▶ _RECORD LIST_:
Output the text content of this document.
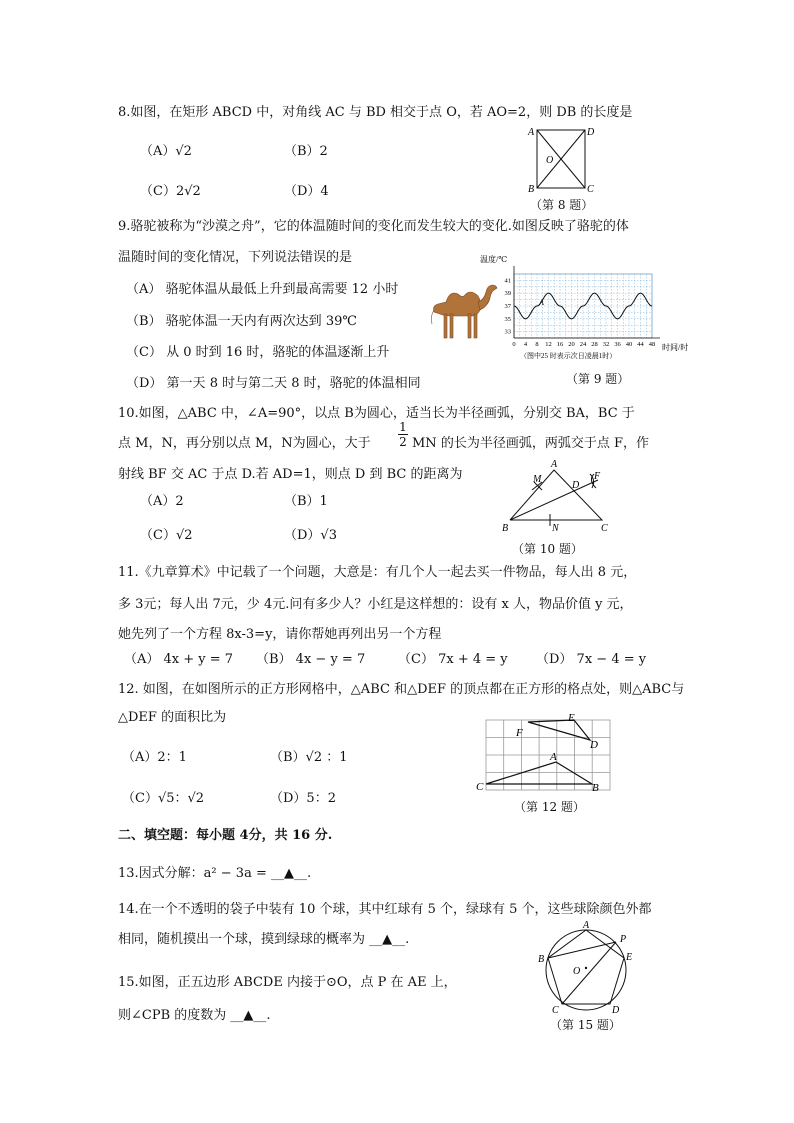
8.如图，在矩形 ABCD 中，对角线 AC 与 BD 相交于点 O，若 AO=2，则 DB 的长度是
（A）√2	（B）2
（C）2√2	（D）4
A	D
B	C
O
（第 8 题）
9.骆驼被称为“沙漠之舟”，它的体温随时间的变化而发生较大的变化.如图反映了骆驼的体
温随时间的变化情况，下列说法错误的是
（A） 骆驼体温从最低上升到最高需要 12 小时
（B） 骆驼体温一天内有两次达到 39℃
（C） 从 0 时到 16 时，骆驼的体温逐渐上升
（D） 第一天 8 时与第二天 8 时，骆驼的体温相同
温度/℃
时间/时
（图中25 时表示次日凌晨1时）
0 4 8 12 16 20 24 28 32 36 40 44 48
33
35
37
39
41
A
（第 9 题）
10.如图，△ABC 中，∠A=90°，以点 B为圆心，适当长为半径画弧，分别交 BA，BC 于
点 M，N，再分别以点 M，N为圆心，大于 $\frac{1}{2}$ MN 的长为半径画弧，两弧交于点 F，作
射线 BF 交 AC 于点 D.若 AD=1，则点 D 到 BC 的距离为
（A）2	（B）1
（C）√2	（D）√3
A
M
D
F
B	N	C
（第 10 题）
11.《九章算术》中记载了一个问题，大意是：有几个人一起去买一件物品，每人出 8 元，
多 3元；每人出 7元，少 4元.问有多少人？小红是这样想的：设有 x 人，物品价值 y 元，
她先列了一个方程 8x-3=y，请你帮她再列出另一个方程
（A） 4x + y = 7 （B） 4x − y = 7	（C） 7x + 4 = y （D） 7x − 4 = y
12. 如图，在如图所示的正方形网格中，△ABC 和△DEF 的顶点都在正方形的格点处，则△ABC与
△DEF 的面积比为
（A）2：1	（B）√2 ：1
（C）√5：√2	（D）5：2
C
A
B
F
E
D
（第 12 题）
二、填空题：每小题 4分，共 16 分.
13.因式分解：a² − 3a = __▲__.
14.在一个不透明的袋子中装有 10 个球，其中红球有 5 个，绿球有 5 个，这些球除颜色外都
相同，随机摸出一个球，摸到绿球的概率为 __▲__.
15.如图，正五边形 ABCDE 内接于⊙O，点 P 在 AE 上，
则∠CPB 的度数为 __▲__.
A
P
E
B
O
C	D
（第 15 题）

▶ _INSTRUCTIONS TO FOLLOW_:
Every record above must be given again exactly; drop the pictures.

▶ _TASK ANSWER_:
Output the text content of this document.
8.如图，在矩形 ABCD 中，对角线 AC 与 BD 相交于点 O，若 AO=2，则 DB 的长度是
（A）√2	（B）2
（C）2√2	（D）4
A	D
B	C
O
（第 8 题）
9.骆驼被称为“沙漠之舟”，它的体温随时间的变化而发生较大的变化.如图反映了骆驼的体
温随时间的变化情况，下列说法错误的是
（A） 骆驼体温从最低上升到最高需要 12 小时
（B） 骆驼体温一天内有两次达到 39℃
（C） 从 0 时到 16 时，骆驼的体温逐渐上升
（D） 第一天 8 时与第二天 8 时，骆驼的体温相同
温度/℃
时间/时
（图中25 时表示次日凌晨1时）
0 4 8 12 16 20 24 28 32 36 40 44 48
33
35
37
39
41
A
（第 9 题）
10.如图，△ABC 中，∠A=90°，以点 B为圆心，适当长为半径画弧，分别交 BA，BC 于
点 M，N，再分别以点 M，N为圆心，大于 $\frac{1}{2}$ MN 的长为半径画弧，两弧交于点 F，作
射线 BF 交 AC 于点 D.若 AD=1，则点 D 到 BC 的距离为
（A）2	（B）1
（C）√2	（D）√3
A
M
D
F
B	N	C
（第 10 题）
11.《九章算术》中记载了一个问题，大意是：有几个人一起去买一件物品，每人出 8 元，
多 3元；每人出 7元，少 4元.问有多少人？小红是这样想的：设有 x 人，物品价值 y 元，
她先列了一个方程 8x-3=y，请你帮她再列出另一个方程
（A） 4x + y = 7 （B） 4x − y = 7	（C） 7x + 4 = y （D） 7x − 4 = y
12. 如图，在如图所示的正方形网格中，△ABC 和△DEF 的顶点都在正方形的格点处，则△ABC与
△DEF 的面积比为
（A）2：1	（B）√2 ：1
（C）√5：√2	（D）5：2
C
A
B
F
E
D
（第 12 题）
二、填空题：每小题 4分，共 16 分.
13.因式分解：a² − 3a = __▲__.
14.在一个不透明的袋子中装有 10 个球，其中红球有 5 个，绿球有 5 个，这些球除颜色外都
相同，随机摸出一个球，摸到绿球的概率为 __▲__.
15.如图，正五边形 ABCDE 内接于⊙O，点 P 在 AE 上，
则∠CPB 的度数为 __▲__.
A
P
E
B
O
C	D
（第 15 题）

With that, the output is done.